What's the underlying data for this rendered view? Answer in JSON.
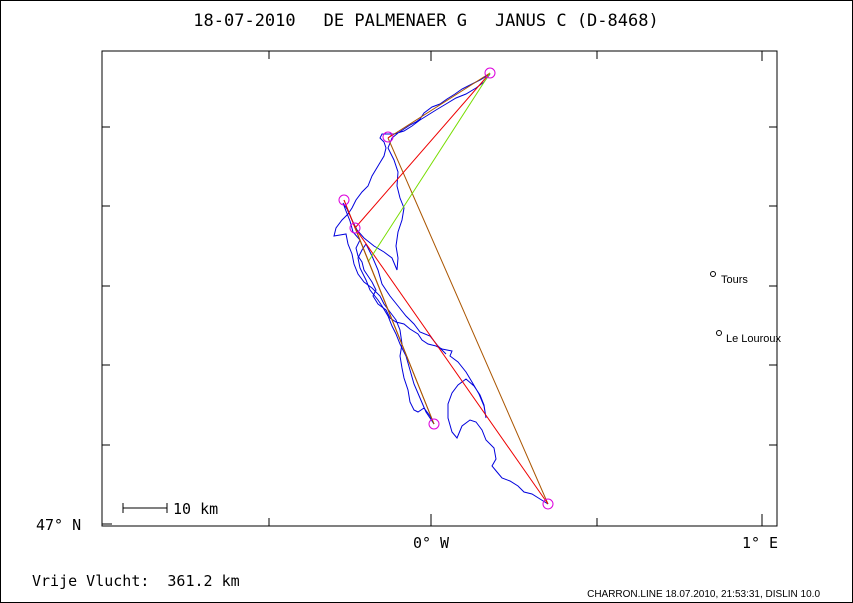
{
  "title": {
    "date": "18-07-2010",
    "pilot": "DE PALMENAER G",
    "glider": "JANUS C (D-8468)"
  },
  "axes": {
    "lat_label": "47° N",
    "lon_labels": [
      "0° W",
      "1° E"
    ]
  },
  "scale_bar": {
    "label": "10 km"
  },
  "cities": [
    {
      "name": "Tours"
    },
    {
      "name": "Le Louroux"
    }
  ],
  "footer": {
    "distance_label": "Vrije Vlucht:",
    "distance_value": "361.2 km",
    "credit": "CHARRON.LINE 18.07.2010, 21:53:31, DISLIN 10.0"
  },
  "colors": {
    "track": "#0000dd",
    "task_line": "#aa5500",
    "red_line": "#ee0000",
    "green_line": "#77dd00",
    "turnpoint": "#dd00dd"
  }
}
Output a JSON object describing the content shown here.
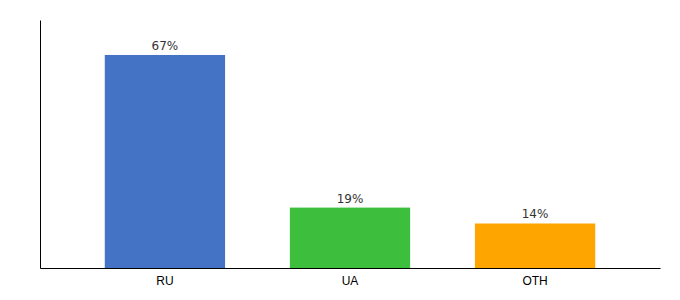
{
  "chart_data": {
    "type": "bar",
    "categories": [
      "RU",
      "UA",
      "OTH"
    ],
    "values": [
      67,
      19,
      14
    ],
    "value_labels": [
      "67%",
      "19%",
      "14%"
    ],
    "colors": [
      "#4472C4",
      "#3DBF3D",
      "#FFA500"
    ],
    "ylim": [
      0,
      78
    ],
    "data_labels": true,
    "tick_labels": "x"
  }
}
§ §
Pick out each line that holds the string "JSON".

**EXERCISE ANSWER**
What's the underlying data for this rendered view? Answer in JSON.
Output a JSON object describing the content shown here.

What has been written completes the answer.